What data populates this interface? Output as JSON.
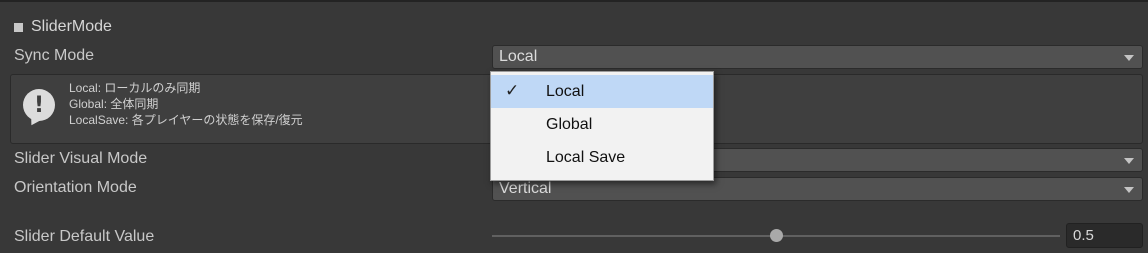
{
  "section": {
    "title": "SliderMode"
  },
  "sync_mode": {
    "label": "Sync Mode",
    "value": "Local"
  },
  "help": {
    "lines": [
      "Local: ローカルのみ同期",
      "Global: 全体同期",
      "LocalSave: 各プレイヤーの状態を保存/復元"
    ]
  },
  "slider_visual_mode": {
    "label": "Slider Visual Mode",
    "value": ""
  },
  "orientation_mode": {
    "label": "Orientation Mode",
    "value": "Vertical"
  },
  "slider_default": {
    "label": "Slider Default Value",
    "value": "0.5",
    "fraction": 0.5
  },
  "dropdown_menu": {
    "items": [
      {
        "label": "Local",
        "checked": true
      },
      {
        "label": "Global",
        "checked": false
      },
      {
        "label": "Local Save",
        "checked": false
      }
    ],
    "check_glyph": "✓"
  }
}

▸ Problem statement
Skip the pictures and transcribe the rest of the records exactly.

▸ Result
What data populates this interface? Output as JSON.
{
  "section": {
    "title": "SliderMode"
  },
  "sync_mode": {
    "label": "Sync Mode",
    "value": "Local"
  },
  "help": {
    "lines": [
      "Local: ローカルのみ同期",
      "Global: 全体同期",
      "LocalSave: 各プレイヤーの状態を保存/復元"
    ]
  },
  "slider_visual_mode": {
    "label": "Slider Visual Mode",
    "value": ""
  },
  "orientation_mode": {
    "label": "Orientation Mode",
    "value": "Vertical"
  },
  "slider_default": {
    "label": "Slider Default Value",
    "value": "0.5",
    "fraction": 0.5
  },
  "dropdown_menu": {
    "items": [
      {
        "label": "Local",
        "checked": true
      },
      {
        "label": "Global",
        "checked": false
      },
      {
        "label": "Local Save",
        "checked": false
      }
    ],
    "check_glyph": "✓"
  }
}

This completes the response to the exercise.